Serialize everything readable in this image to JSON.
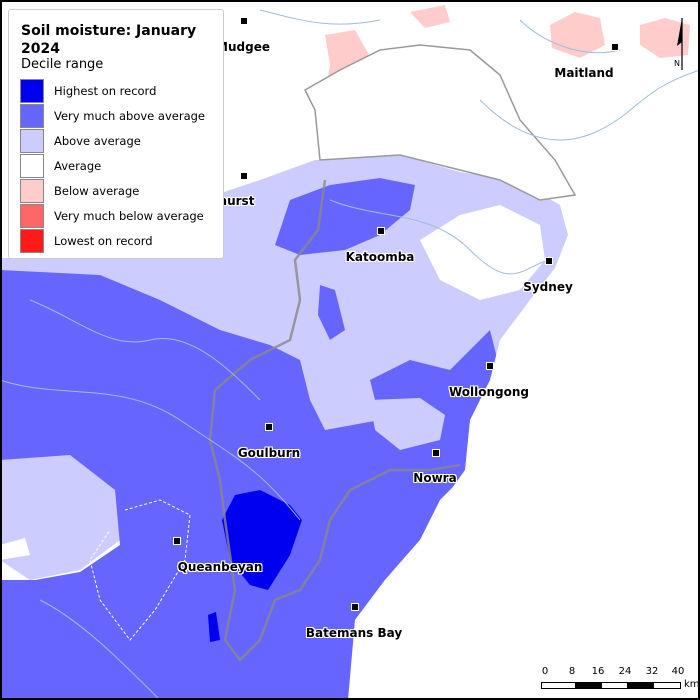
{
  "legend": {
    "title": "Soil moisture: January 2024",
    "subtitle": "Decile range",
    "items": [
      {
        "label": "Highest on record",
        "color": "#0000f0"
      },
      {
        "label": "Very much above average",
        "color": "#6666ff"
      },
      {
        "label": "Above average",
        "color": "#ccccff"
      },
      {
        "label": "Average",
        "color": "#ffffff"
      },
      {
        "label": "Below average",
        "color": "#ffcccc"
      },
      {
        "label": "Very much below average",
        "color": "#ff6666"
      },
      {
        "label": "Lowest on record",
        "color": "#ff1a1a"
      }
    ]
  },
  "towns": [
    {
      "name": "Mudgee"
    },
    {
      "name": "Bathurst"
    },
    {
      "name": "Katoomba"
    },
    {
      "name": "Sydney"
    },
    {
      "name": "Maitland"
    },
    {
      "name": "Wollongong"
    },
    {
      "name": "Goulburn"
    },
    {
      "name": "Nowra"
    },
    {
      "name": "Queanbeyan"
    },
    {
      "name": "Batemans Bay"
    }
  ],
  "scale_bar": {
    "ticks": [
      "0",
      "8",
      "16",
      "24",
      "32",
      "40"
    ],
    "unit": "km"
  },
  "north_arrow": {
    "label": "N"
  }
}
#####
GIVEN REQUEST: Pictures in the records should not appear in your copy, but everything else must be transcribed exactly.

SOLUTION TO THIS PROBLEM:
Serialize everything readable in this image to JSON.
{
  "legend": {
    "title": "Soil moisture: January 2024",
    "subtitle": "Decile range",
    "items": [
      {
        "label": "Highest on record",
        "color": "#0000f0"
      },
      {
        "label": "Very much above average",
        "color": "#6666ff"
      },
      {
        "label": "Above average",
        "color": "#ccccff"
      },
      {
        "label": "Average",
        "color": "#ffffff"
      },
      {
        "label": "Below average",
        "color": "#ffcccc"
      },
      {
        "label": "Very much below average",
        "color": "#ff6666"
      },
      {
        "label": "Lowest on record",
        "color": "#ff1a1a"
      }
    ]
  },
  "towns": [
    {
      "name": "Mudgee"
    },
    {
      "name": "Bathurst"
    },
    {
      "name": "Katoomba"
    },
    {
      "name": "Sydney"
    },
    {
      "name": "Maitland"
    },
    {
      "name": "Wollongong"
    },
    {
      "name": "Goulburn"
    },
    {
      "name": "Nowra"
    },
    {
      "name": "Queanbeyan"
    },
    {
      "name": "Batemans Bay"
    }
  ],
  "scale_bar": {
    "ticks": [
      "0",
      "8",
      "16",
      "24",
      "32",
      "40"
    ],
    "unit": "km"
  },
  "north_arrow": {
    "label": "N"
  }
}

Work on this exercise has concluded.